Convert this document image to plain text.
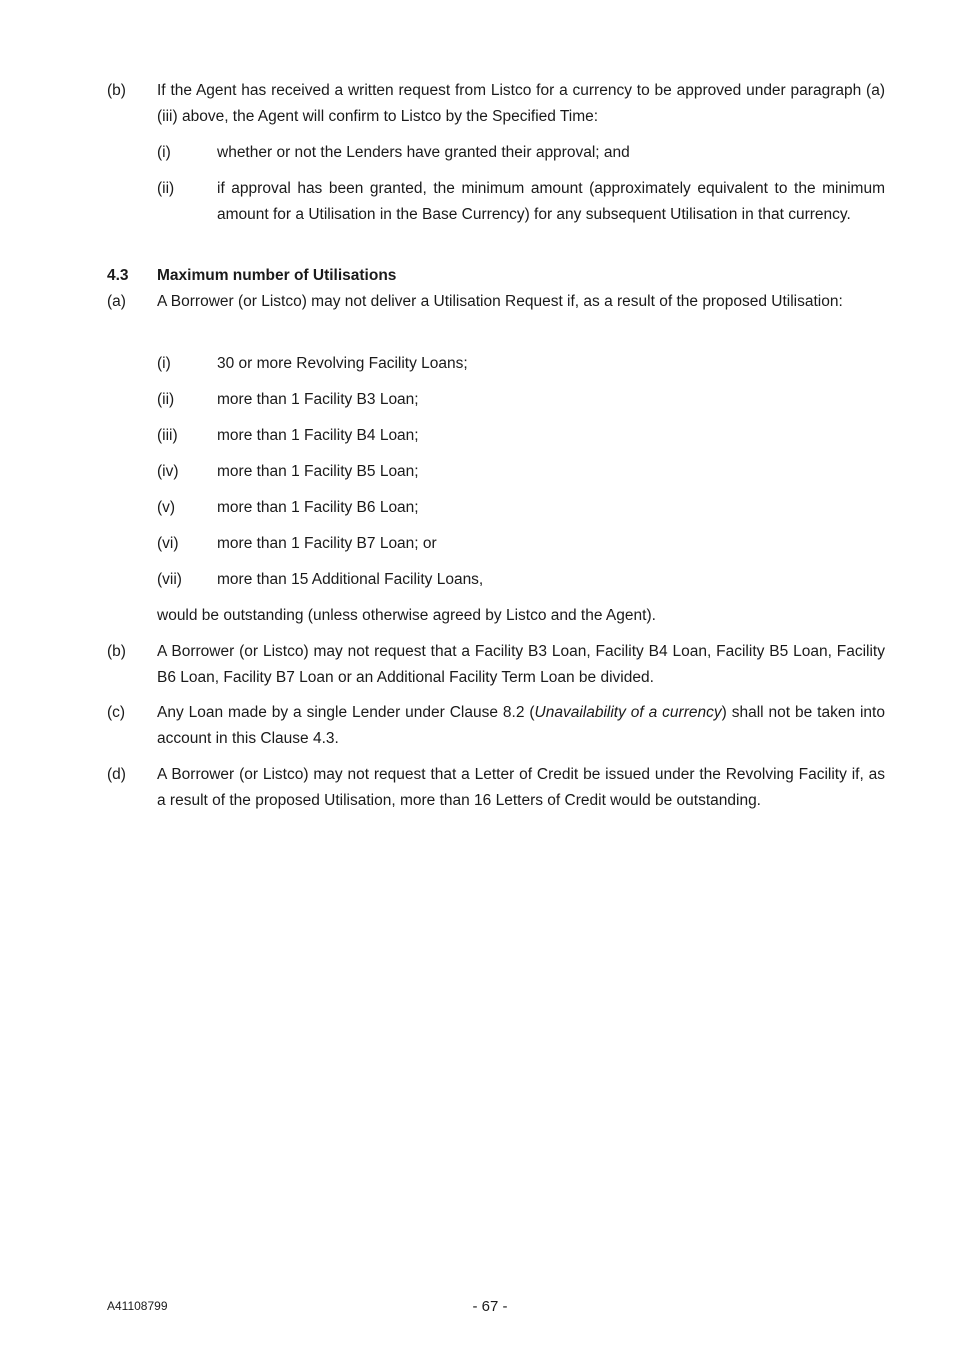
(b) If the Agent has received a written request from Listco for a currency to be approved under paragraph (a)(iii) above, the Agent will confirm to Listco by the Specified Time:
(i)	whether or not the Lenders have granted their approval; and
(ii)	if approval has been granted, the minimum amount (approximately equivalent to the minimum amount for a Utilisation in the Base Currency) for any subsequent Utilisation in that currency.
4.3 Maximum number of Utilisations
(a) A Borrower (or Listco) may not deliver a Utilisation Request if, as a result of the proposed Utilisation:
(i)	30 or more Revolving Facility Loans;
(ii)	more than 1 Facility B3 Loan;
(iii)	more than 1 Facility B4 Loan;
(iv) more than 1 Facility B5 Loan;
(v)	more than 1 Facility B6 Loan;
(vi) more than 1 Facility B7 Loan; or
(vii) more than 15 Additional Facility Loans,
would be outstanding (unless otherwise agreed by Listco and the Agent).
(b) A Borrower (or Listco) may not request that a Facility B3 Loan, Facility B4 Loan, Facility B5 Loan, Facility B6 Loan, Facility B7 Loan or an Additional Facility Term Loan be divided.
(c) Any Loan made by a single Lender under Clause 8.2 (Unavailability of a currency) shall not be taken into account in this Clause 4.3.
(d) A Borrower (or Listco) may not request that a Letter of Credit be issued under the Revolving Facility if, as a result of the proposed Utilisation, more than 16 Letters of Credit would be outstanding.
A41108799	- 67 -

----------

**PROBLEM DETAILS**
Leave the pictures out and output the rest of the listing exactly.

**SOLUTION FOR THIS TASK**
Convert this document image to plain text.
(b) If the Agent has received a written request from Listco for a currency to be approved under paragraph (a)(iii) above, the Agent will confirm to Listco by the Specified Time:
(i)	whether or not the Lenders have granted their approval; and
(ii)	if approval has been granted, the minimum amount (approximately equivalent to the minimum amount for a Utilisation in the Base Currency) for any subsequent Utilisation in that currency.
4.3 Maximum number of Utilisations
(a) A Borrower (or Listco) may not deliver a Utilisation Request if, as a result of the proposed Utilisation:
(i)	30 or more Revolving Facility Loans;
(ii)	more than 1 Facility B3 Loan;
(iii)	more than 1 Facility B4 Loan;
(iv) more than 1 Facility B5 Loan;
(v)	more than 1 Facility B6 Loan;
(vi) more than 1 Facility B7 Loan; or
(vii) more than 15 Additional Facility Loans,
would be outstanding (unless otherwise agreed by Listco and the Agent).
(b) A Borrower (or Listco) may not request that a Facility B3 Loan, Facility B4 Loan, Facility B5 Loan, Facility B6 Loan, Facility B7 Loan or an Additional Facility Term Loan be divided.
(c) Any Loan made by a single Lender under Clause 8.2 (Unavailability of a currency) shall not be taken into account in this Clause 4.3.
(d) A Borrower (or Listco) may not request that a Letter of Credit be issued under the Revolving Facility if, as a result of the proposed Utilisation, more than 16 Letters of Credit would be outstanding.
A41108799	- 67 -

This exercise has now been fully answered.